→ **Listed entries**

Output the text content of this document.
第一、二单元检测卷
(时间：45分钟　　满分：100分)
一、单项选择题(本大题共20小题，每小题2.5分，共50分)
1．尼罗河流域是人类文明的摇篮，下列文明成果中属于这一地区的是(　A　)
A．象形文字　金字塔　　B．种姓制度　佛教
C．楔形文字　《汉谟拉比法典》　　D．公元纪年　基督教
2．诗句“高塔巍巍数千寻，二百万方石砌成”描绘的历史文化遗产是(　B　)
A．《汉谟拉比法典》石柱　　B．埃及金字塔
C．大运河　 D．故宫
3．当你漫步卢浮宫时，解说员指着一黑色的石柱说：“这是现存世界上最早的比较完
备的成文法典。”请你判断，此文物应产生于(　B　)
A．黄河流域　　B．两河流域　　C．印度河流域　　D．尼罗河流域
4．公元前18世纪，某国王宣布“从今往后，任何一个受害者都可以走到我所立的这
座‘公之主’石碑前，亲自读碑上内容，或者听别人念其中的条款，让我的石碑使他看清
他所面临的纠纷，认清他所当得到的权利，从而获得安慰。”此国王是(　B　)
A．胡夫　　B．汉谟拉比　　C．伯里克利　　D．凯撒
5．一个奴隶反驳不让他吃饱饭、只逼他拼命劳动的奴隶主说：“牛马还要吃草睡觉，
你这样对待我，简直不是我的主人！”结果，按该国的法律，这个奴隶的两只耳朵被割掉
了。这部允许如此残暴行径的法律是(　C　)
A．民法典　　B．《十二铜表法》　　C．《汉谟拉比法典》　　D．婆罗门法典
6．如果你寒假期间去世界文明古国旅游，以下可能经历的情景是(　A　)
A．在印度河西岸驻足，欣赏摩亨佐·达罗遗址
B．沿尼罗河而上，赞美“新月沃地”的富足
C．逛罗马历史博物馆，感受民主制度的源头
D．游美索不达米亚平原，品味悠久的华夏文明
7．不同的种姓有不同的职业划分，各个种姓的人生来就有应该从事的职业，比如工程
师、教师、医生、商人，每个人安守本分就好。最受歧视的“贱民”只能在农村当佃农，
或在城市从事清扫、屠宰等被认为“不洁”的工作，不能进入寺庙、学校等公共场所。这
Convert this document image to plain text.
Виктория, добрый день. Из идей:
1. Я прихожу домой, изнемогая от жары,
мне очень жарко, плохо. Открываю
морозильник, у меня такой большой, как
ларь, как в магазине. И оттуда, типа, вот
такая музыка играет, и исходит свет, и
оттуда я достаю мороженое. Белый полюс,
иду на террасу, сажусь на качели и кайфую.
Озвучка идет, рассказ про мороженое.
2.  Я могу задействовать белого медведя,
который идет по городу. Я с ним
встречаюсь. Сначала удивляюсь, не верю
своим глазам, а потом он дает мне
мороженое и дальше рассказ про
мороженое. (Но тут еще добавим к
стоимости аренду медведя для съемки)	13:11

---

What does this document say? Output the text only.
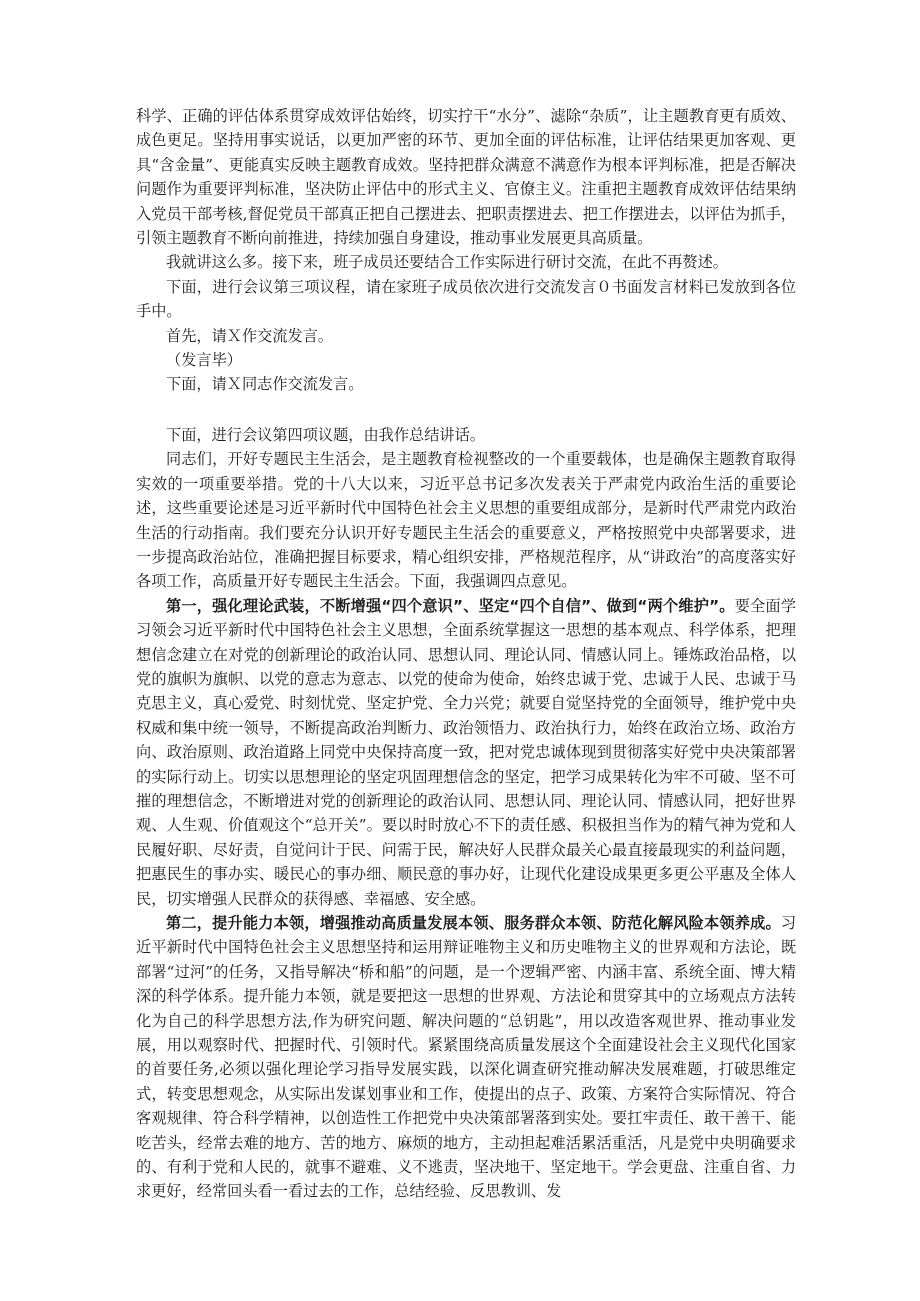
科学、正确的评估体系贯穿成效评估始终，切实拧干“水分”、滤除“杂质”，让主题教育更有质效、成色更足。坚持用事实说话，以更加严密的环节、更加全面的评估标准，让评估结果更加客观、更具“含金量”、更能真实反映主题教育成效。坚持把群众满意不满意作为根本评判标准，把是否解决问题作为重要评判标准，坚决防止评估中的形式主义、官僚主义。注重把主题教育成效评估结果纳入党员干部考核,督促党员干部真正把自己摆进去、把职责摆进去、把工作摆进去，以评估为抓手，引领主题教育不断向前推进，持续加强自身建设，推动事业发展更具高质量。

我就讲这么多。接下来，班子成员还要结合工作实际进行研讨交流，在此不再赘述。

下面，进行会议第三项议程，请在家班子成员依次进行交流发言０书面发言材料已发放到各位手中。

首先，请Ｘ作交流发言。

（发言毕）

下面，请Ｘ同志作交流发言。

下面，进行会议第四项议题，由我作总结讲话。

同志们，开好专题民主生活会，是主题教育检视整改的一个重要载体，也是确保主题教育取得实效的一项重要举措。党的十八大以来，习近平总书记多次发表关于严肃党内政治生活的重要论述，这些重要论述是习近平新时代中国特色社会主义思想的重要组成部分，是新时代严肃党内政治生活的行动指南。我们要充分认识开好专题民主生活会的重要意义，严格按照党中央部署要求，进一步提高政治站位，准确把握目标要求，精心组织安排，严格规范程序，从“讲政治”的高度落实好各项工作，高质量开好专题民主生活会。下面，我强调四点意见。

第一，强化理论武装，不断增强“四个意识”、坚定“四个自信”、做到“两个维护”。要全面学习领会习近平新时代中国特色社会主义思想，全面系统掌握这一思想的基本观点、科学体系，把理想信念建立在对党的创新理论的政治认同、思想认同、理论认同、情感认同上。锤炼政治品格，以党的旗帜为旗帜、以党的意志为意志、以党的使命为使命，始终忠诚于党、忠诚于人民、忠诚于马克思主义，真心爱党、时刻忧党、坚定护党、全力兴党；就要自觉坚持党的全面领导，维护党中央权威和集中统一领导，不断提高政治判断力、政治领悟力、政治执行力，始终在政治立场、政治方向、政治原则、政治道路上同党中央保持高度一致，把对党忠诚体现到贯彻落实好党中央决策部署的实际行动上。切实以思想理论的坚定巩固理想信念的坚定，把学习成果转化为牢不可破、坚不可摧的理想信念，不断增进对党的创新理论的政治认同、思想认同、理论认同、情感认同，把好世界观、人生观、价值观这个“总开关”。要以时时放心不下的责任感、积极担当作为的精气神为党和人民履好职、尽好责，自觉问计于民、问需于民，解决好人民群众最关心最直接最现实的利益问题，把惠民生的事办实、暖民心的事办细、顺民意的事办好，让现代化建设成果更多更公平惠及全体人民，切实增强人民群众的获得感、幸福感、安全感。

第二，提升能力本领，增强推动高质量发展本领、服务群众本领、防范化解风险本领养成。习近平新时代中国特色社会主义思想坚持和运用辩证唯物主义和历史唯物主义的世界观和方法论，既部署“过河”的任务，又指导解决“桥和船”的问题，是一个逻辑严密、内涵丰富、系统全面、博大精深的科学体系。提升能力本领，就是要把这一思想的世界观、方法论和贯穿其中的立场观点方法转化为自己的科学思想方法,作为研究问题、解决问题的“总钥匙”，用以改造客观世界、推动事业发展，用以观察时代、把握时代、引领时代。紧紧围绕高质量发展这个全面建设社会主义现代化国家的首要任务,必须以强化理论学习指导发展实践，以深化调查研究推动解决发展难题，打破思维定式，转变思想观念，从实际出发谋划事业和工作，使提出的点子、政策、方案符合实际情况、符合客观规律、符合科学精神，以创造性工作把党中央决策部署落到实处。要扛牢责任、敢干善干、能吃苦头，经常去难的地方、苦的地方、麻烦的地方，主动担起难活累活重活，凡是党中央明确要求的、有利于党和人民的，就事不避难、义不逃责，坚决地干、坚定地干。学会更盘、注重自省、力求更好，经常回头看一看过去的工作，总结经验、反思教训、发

→ **To do**
Pull out all lines containing "оттуда".

→ **The answer**
ларь, как в магазине. И оттуда, типа, вот
оттуда я достаю мороженое. Белый полюс,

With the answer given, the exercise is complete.